▼
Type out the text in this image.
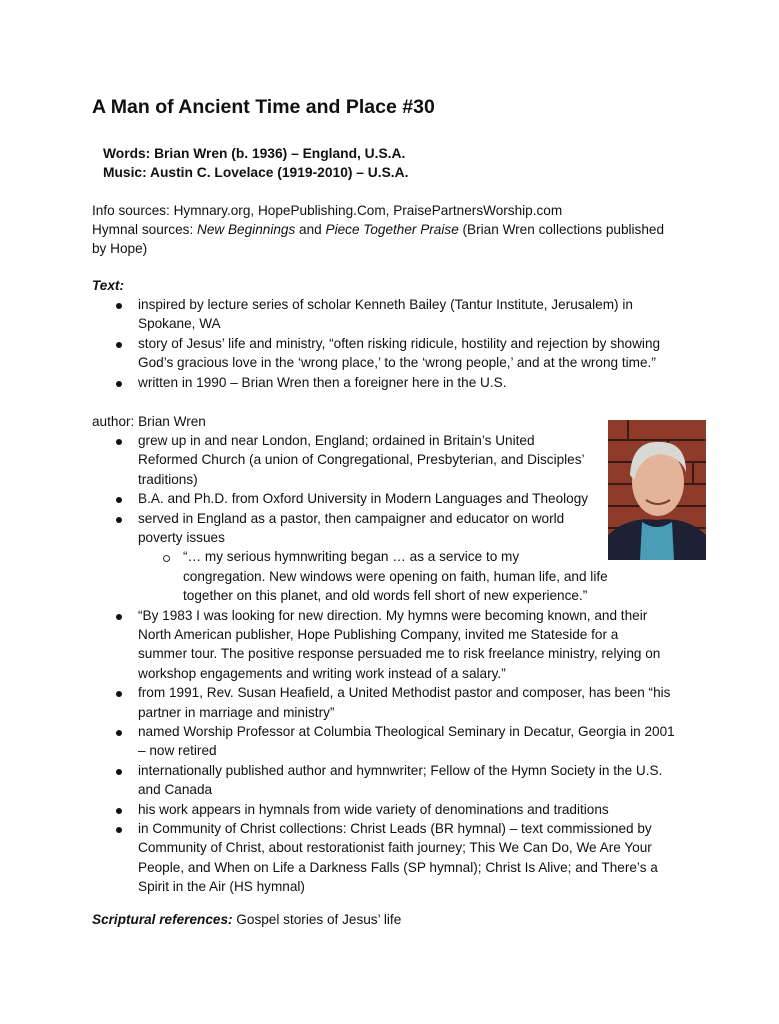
A Man of Ancient Time and Place #30
Words: Brian Wren (b. 1936) – England, U.S.A.
Music: Austin C. Lovelace (1919-2010) – U.S.A.
Info sources: Hymnary.org, HopePublishing.Com, PraisePartnersWorship.com
Hymnal sources: New Beginnings and Piece Together Praise (Brian Wren collections published
by Hope)
Text:
inspired by lecture series of scholar Kenneth Bailey (Tantur Institute, Jerusalem) in
Spokane, WA
story of Jesus’ life and ministry, “often risking ridicule, hostility and rejection by showing
God’s gracious love in the ‘wrong place,’ to the ‘wrong people,’ and at the wrong time.”
written in 1990 – Brian Wren then a foreigner here in the U.S.
author: Brian Wren
grew up in and near London, England; ordained in Britain’s United
Reformed Church (a union of Congregational, Presbyterian, and Disciples’
traditions)
B.A. and Ph.D. from Oxford University in Modern Languages and Theology
served in England as a pastor, then campaigner and educator on world
poverty issues
“… my serious hymnwriting began … as a service to my
congregation. New windows were opening on faith, human life, and life
together on this planet, and old words fell short of new experience.”
“By 1983 I was looking for new direction. My hymns were becoming known, and their
North American publisher, Hope Publishing Company, invited me Stateside for a
summer tour. The positive response persuaded me to risk freelance ministry, relying on
workshop engagements and writing work instead of a salary.”
from 1991, Rev. Susan Heafield, a United Methodist pastor and composer, has been “his
partner in marriage and ministry”
named Worship Professor at Columbia Theological Seminary in Decatur, Georgia in 2001
– now retired
internationally published author and hymnwriter; Fellow of the Hymn Society in the U.S.
and Canada
his work appears in hymnals from wide variety of denominations and traditions
in Community of Christ collections: Christ Leads (BR hymnal) – text commissioned by
Community of Christ, about restorationist faith journey; This We Can Do, We Are Your
People, and When on Life a Darkness Falls (SP hymnal); Christ Is Alive; and There’s a
Spirit in the Air (HS hymnal)
Scriptural references: Gospel stories of Jesus’ life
▲
OBJECTIVE:
Your copy should hold every record word for word and none of the pictures.

ANSWER TO THIS EXERCISE:
Type out the text in this image.
A Man of Ancient Time and Place #30
Words: Brian Wren (b. 1936) – England, U.S.A.
Music: Austin C. Lovelace (1919-2010) – U.S.A.
Info sources: Hymnary.org, HopePublishing.Com, PraisePartnersWorship.com
Hymnal sources: New Beginnings and Piece Together Praise (Brian Wren collections published
by Hope)
Text:
inspired by lecture series of scholar Kenneth Bailey (Tantur Institute, Jerusalem) in
Spokane, WA
story of Jesus’ life and ministry, “often risking ridicule, hostility and rejection by showing
God’s gracious love in the ‘wrong place,’ to the ‘wrong people,’ and at the wrong time.”
written in 1990 – Brian Wren then a foreigner here in the U.S.
author: Brian Wren
grew up in and near London, England; ordained in Britain’s United
Reformed Church (a union of Congregational, Presbyterian, and Disciples’
traditions)
B.A. and Ph.D. from Oxford University in Modern Languages and Theology
served in England as a pastor, then campaigner and educator on world
poverty issues
“… my serious hymnwriting began … as a service to my
congregation. New windows were opening on faith, human life, and life
together on this planet, and old words fell short of new experience.”
“By 1983 I was looking for new direction. My hymns were becoming known, and their
North American publisher, Hope Publishing Company, invited me Stateside for a
summer tour. The positive response persuaded me to risk freelance ministry, relying on
workshop engagements and writing work instead of a salary.”
from 1991, Rev. Susan Heafield, a United Methodist pastor and composer, has been “his
partner in marriage and ministry”
named Worship Professor at Columbia Theological Seminary in Decatur, Georgia in 2001
– now retired
internationally published author and hymnwriter; Fellow of the Hymn Society in the U.S.
and Canada
his work appears in hymnals from wide variety of denominations and traditions
in Community of Christ collections: Christ Leads (BR hymnal) – text commissioned by
Community of Christ, about restorationist faith journey; This We Can Do, We Are Your
People, and When on Life a Darkness Falls (SP hymnal); Christ Is Alive; and There’s a
Spirit in the Air (HS hymnal)
Scriptural references: Gospel stories of Jesus’ life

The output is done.